### REQUEST
Search the records below for the word "JSON" and show every line where it occurs.

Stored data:
::::::::

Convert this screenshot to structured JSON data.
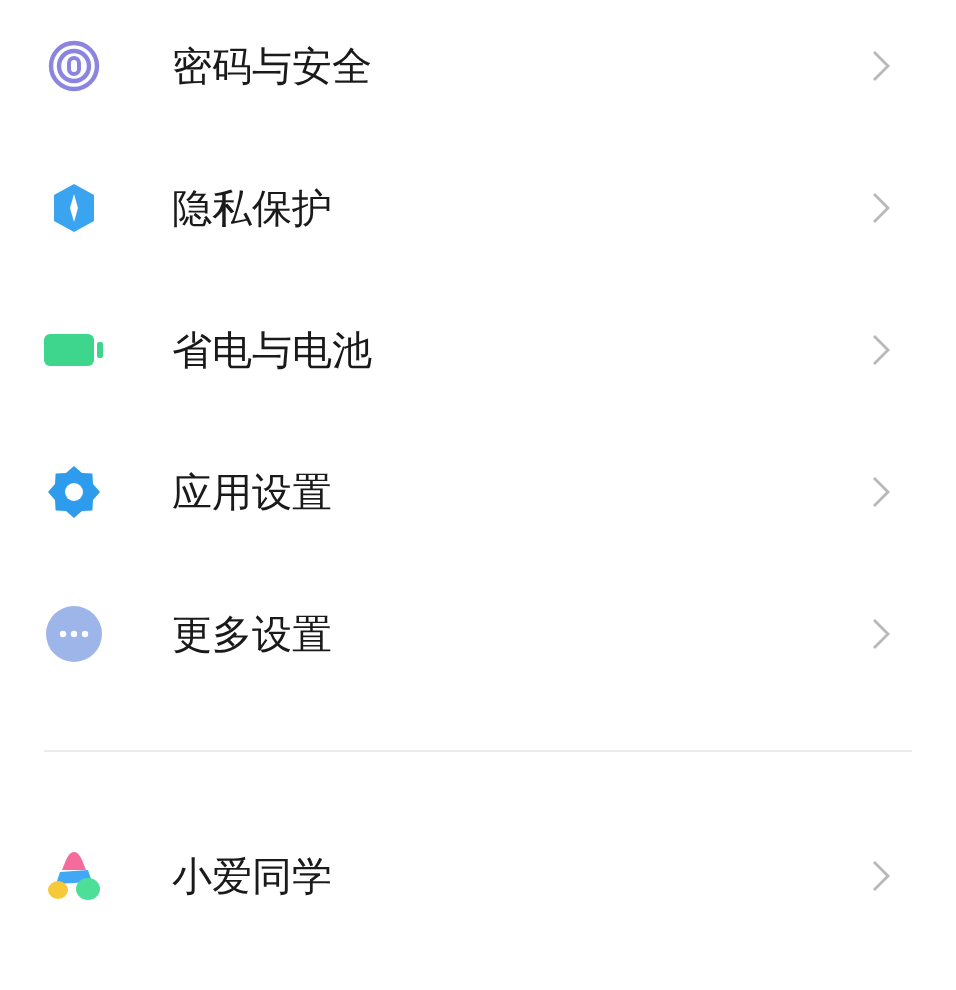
{
  "sections": [
    {
      "items": [
        {
          "kind": "fingerprint",
          "label": "密码与安全"
        },
        {
          "kind": "shield",
          "label": "隐私保护"
        },
        {
          "kind": "battery",
          "label": "省电与电池"
        },
        {
          "kind": "gear",
          "label": "应用设置"
        },
        {
          "kind": "more",
          "label": "更多设置"
        }
      ]
    },
    {
      "items": [
        {
          "kind": "assistant",
          "label": "小爱同学"
        }
      ]
    }
  ]
}
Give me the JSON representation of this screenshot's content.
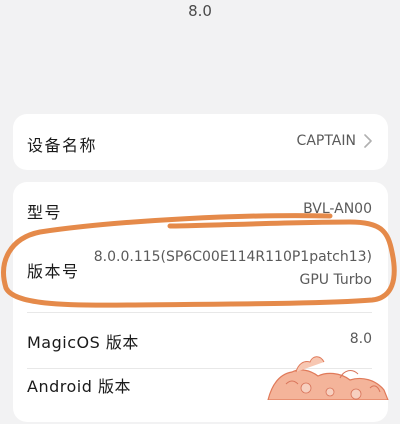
{
  "header": {
    "version": "8.0"
  },
  "device": {
    "label": "设备名称",
    "value": "CAPTAIN"
  },
  "info": {
    "model": {
      "label": "型号",
      "value": "BVL-AN00"
    },
    "build": {
      "label": "版本号",
      "value_line1": "8.0.0.115(SP6C00E114R110P1patch13)",
      "value_line2": "GPU Turbo"
    },
    "magicos": {
      "label": "MagicOS 版本",
      "value": "8.0"
    },
    "android": {
      "label": "Android 版本",
      "value": ""
    }
  },
  "colors": {
    "annotation_stroke": "#e58a4a",
    "doodle_fill": "#f0a58a",
    "background": "#f2f2f3",
    "card": "#ffffff"
  },
  "icons": {
    "chevron": "chevron-right-icon"
  }
}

::::::::

### THE RESULT
Convert this screenshot to structured JSON data.
Give me the JSON representation of this screenshot's content.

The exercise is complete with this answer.